Given request =>
Locate the string "compenso" in the records below. Copy every line where it occurs.
#### Records supplied ####
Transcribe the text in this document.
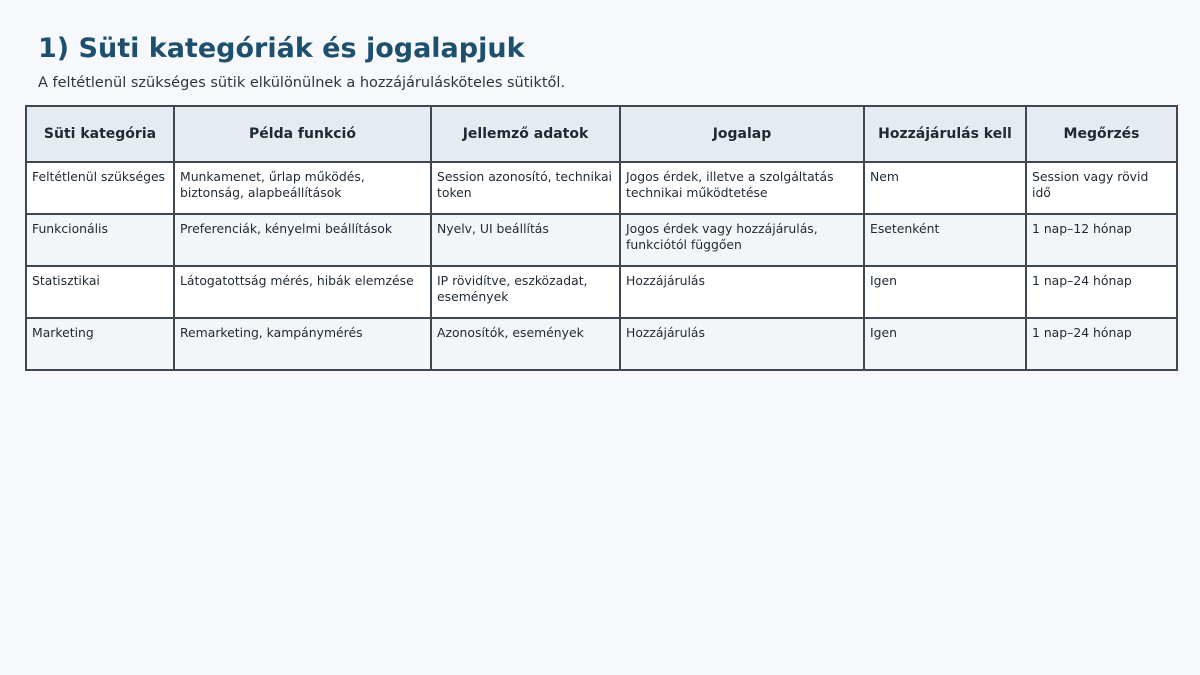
1) Süti kategóriák és jogalapjuk

A feltétlenül szükséges sütik elkülönülnek a hozzájárulásköteles sütiktől.

Süti kategória	Példa funkció	Jellemző adatok	Jogalap	Hozzájárulás kell	Megőrzés
Feltétlenül szükséges	Munkamenet, űrlap működés, biztonság, alapbeállítások	Session azonosító, technikai token	Jogos érdek, illetve a szolgáltatás technikai működtetése	Nem	Session vagy rövid idő
Funkcionális	Preferenciák, kényelmi beállítások	Nyelv, UI beállítás	Jogos érdek vagy hozzájárulás, funkciótól függően	Esetenként	1 nap–12 hónap
Statisztikai	Látogatottság mérés, hibák elemzése	IP rövidítve, eszközadat, események	Hozzájárulás	Igen	1 nap–24 hónap
Marketing	Remarketing, kampánymérés	Azonosítók, események	Hozzájárulás	Igen	1 nap–24 hónap
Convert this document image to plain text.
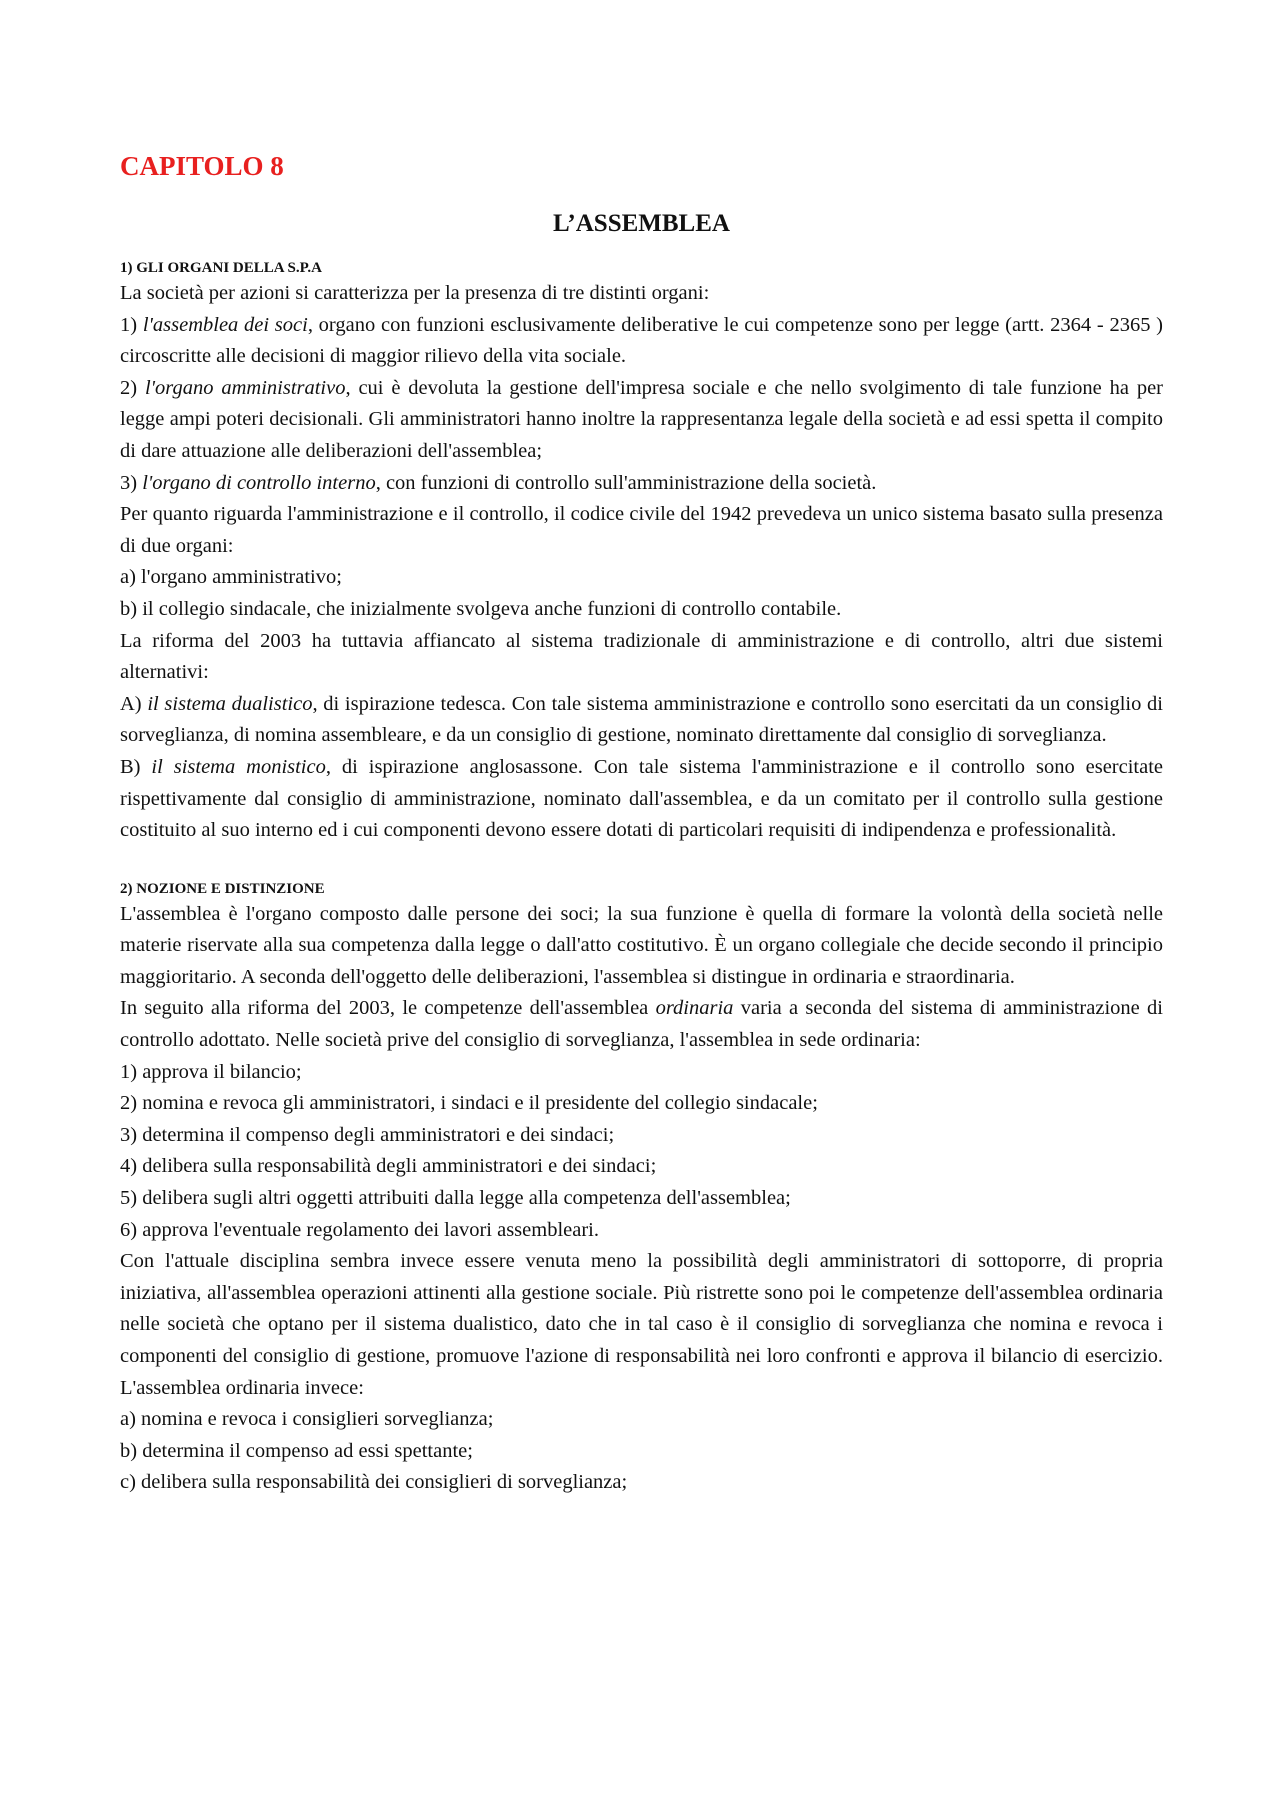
CAPITOLO 8
L’ASSEMBLEA
1) GLI ORGANI DELLA S.P.A

La società per azioni si caratterizza per la presenza di tre distinti organi:

1) l'assemblea dei soci, organo con funzioni esclusivamente deliberative le cui competenze sono per legge (artt. 2364 - 2365 ) circoscritte alle decisioni di maggior rilievo della vita sociale.

2) l'organo amministrativo, cui è devoluta la gestione dell'impresa sociale e che nello svolgimento di tale funzione ha per legge ampi poteri decisionali. Gli amministratori hanno inoltre la rappresentanza legale della società e ad essi spetta il compito di dare attuazione alle deliberazioni dell'assemblea;

3) l'organo di controllo interno, con funzioni di controllo sull'amministrazione della società.

Per quanto riguarda l'amministrazione e il controllo, il codice civile del 1942 prevedeva un unico sistema basato sulla presenza di due organi:

a) l'organo amministrativo;

b) il collegio sindacale, che inizialmente svolgeva anche funzioni di controllo contabile.

La riforma del 2003 ha tuttavia affiancato al sistema tradizionale di amministrazione e di controllo, altri due sistemi alternativi:

A) il sistema dualistico, di ispirazione tedesca. Con tale sistema amministrazione e controllo sono esercitati da un consiglio di sorveglianza, di nomina assembleare, e da un consiglio di gestione, nominato direttamente dal consiglio di sorveglianza.

B) il sistema monistico, di ispirazione anglosassone. Con tale sistema l'amministrazione e il controllo sono esercitate rispettivamente dal consiglio di amministrazione, nominato dall'assemblea, e da un comitato per il controllo sulla gestione costituito al suo interno ed i cui componenti devono essere dotati di particolari requisiti di indipendenza e professionalità.

2) NOZIONE E DISTINZIONE

L'assemblea è l'organo composto dalle persone dei soci; la sua funzione è quella di formare la volontà della società nelle materie riservate alla sua competenza dalla legge o dall'atto costitutivo. È un organo collegiale che decide secondo il principio maggioritario. A seconda dell'oggetto delle deliberazioni, l'assemblea si distingue in ordinaria e straordinaria.

In seguito alla riforma del 2003, le competenze dell'assemblea ordinaria varia a seconda del sistema di amministrazione di controllo adottato. Nelle società prive del consiglio di sorveglianza, l'assemblea in sede ordinaria:

1) approva il bilancio;

2) nomina e revoca gli amministratori, i sindaci e il presidente del collegio sindacale;

3) determina il compenso degli amministratori e dei sindaci;

4) delibera sulla responsabilità degli amministratori e dei sindaci;

5) delibera sugli altri oggetti attribuiti dalla legge alla competenza dell'assemblea;

6) approva l'eventuale regolamento dei lavori assembleari.

Con l'attuale disciplina sembra invece essere venuta meno la possibilità degli amministratori di sottoporre, di propria iniziativa, all'assemblea operazioni attinenti alla gestione sociale. Più ristrette sono poi le competenze dell'assemblea ordinaria nelle società che optano per il sistema dualistico, dato che in tal caso è il consiglio di sorveglianza che nomina e revoca i componenti del consiglio di gestione, promuove l'azione di responsabilità nei loro confronti e approva il bilancio di esercizio. L'assemblea ordinaria invece:

a) nomina e revoca i consiglieri sorveglianza;

b) determina il compenso ad essi spettante;

c) delibera sulla responsabilità dei consiglieri di sorveglianza;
####
Solution =>
3) determina il compenso degli amministratori e dei sindaci;
b) determina il compenso ad essi spettante;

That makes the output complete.